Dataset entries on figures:

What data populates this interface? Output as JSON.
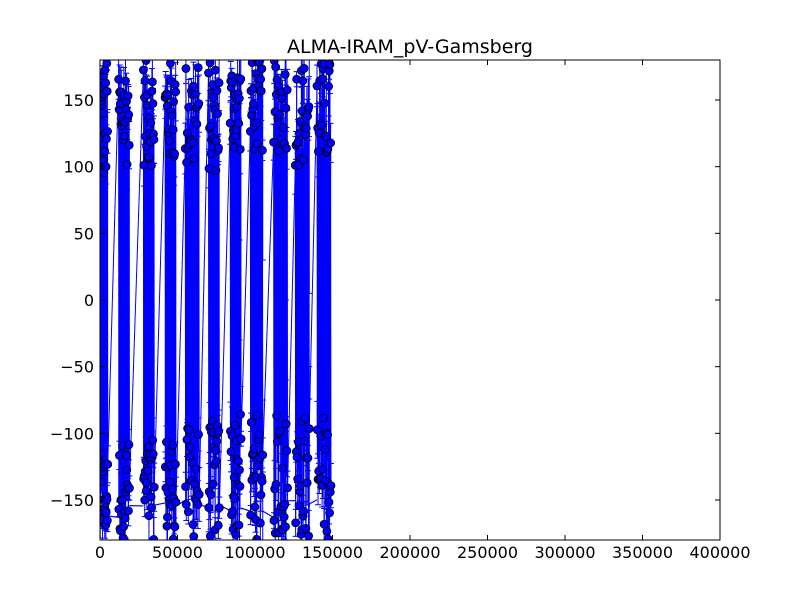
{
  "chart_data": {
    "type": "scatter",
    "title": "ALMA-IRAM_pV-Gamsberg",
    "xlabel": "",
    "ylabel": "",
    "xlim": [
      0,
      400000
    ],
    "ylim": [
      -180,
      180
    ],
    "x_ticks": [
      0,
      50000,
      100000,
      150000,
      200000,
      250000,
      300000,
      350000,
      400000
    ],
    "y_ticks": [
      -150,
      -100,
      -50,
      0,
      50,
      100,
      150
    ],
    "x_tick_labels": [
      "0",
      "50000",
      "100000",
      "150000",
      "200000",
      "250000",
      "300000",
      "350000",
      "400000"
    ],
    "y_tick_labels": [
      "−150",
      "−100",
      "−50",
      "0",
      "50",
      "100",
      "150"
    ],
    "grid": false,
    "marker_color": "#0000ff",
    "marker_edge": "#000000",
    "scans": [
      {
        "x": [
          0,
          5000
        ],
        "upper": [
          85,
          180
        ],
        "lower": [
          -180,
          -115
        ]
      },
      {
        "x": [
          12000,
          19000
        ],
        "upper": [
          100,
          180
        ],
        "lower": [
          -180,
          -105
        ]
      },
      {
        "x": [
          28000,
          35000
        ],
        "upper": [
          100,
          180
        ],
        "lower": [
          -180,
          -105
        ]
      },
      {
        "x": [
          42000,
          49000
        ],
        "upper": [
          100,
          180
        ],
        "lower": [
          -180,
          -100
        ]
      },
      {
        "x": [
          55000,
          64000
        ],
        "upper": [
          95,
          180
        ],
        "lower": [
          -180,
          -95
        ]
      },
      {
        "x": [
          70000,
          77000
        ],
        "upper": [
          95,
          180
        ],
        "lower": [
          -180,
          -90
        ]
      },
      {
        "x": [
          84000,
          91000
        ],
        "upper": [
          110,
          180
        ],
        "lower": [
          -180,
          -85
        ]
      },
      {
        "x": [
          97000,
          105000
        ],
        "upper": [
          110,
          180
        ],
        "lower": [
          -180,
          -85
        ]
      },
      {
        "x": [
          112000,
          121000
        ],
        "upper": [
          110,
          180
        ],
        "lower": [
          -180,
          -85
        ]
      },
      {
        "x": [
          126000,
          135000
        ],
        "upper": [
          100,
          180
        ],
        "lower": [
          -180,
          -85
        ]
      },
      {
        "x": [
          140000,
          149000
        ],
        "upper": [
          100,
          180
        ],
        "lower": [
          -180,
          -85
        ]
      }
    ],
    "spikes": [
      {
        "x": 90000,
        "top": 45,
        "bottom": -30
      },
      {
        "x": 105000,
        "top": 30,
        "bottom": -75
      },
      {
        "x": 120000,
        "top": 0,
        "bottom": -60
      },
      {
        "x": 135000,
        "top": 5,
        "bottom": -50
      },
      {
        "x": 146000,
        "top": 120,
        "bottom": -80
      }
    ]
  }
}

...

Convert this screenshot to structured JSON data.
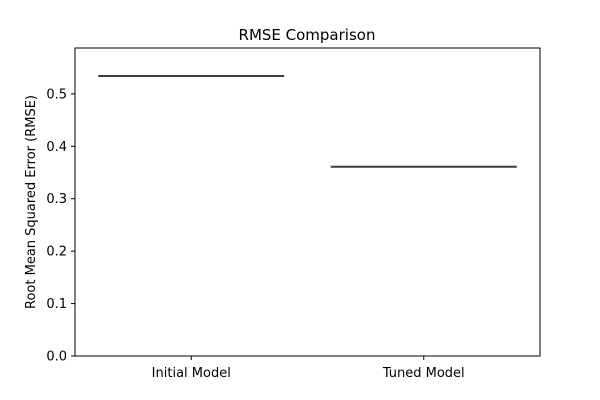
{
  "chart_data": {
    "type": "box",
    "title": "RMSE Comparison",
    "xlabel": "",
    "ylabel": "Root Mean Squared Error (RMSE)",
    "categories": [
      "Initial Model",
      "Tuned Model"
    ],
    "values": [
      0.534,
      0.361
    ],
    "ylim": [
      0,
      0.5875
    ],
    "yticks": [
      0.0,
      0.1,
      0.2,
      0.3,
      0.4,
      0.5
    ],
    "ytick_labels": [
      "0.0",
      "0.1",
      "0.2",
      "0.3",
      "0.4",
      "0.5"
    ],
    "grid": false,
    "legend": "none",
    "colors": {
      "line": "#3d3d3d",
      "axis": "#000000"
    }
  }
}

What to do:
Show all lines in the entries above where the string "this" appears.

Answer to the problem:
What data populates this interface? Output as JSON.
Convert this screenshot to structured JSON data.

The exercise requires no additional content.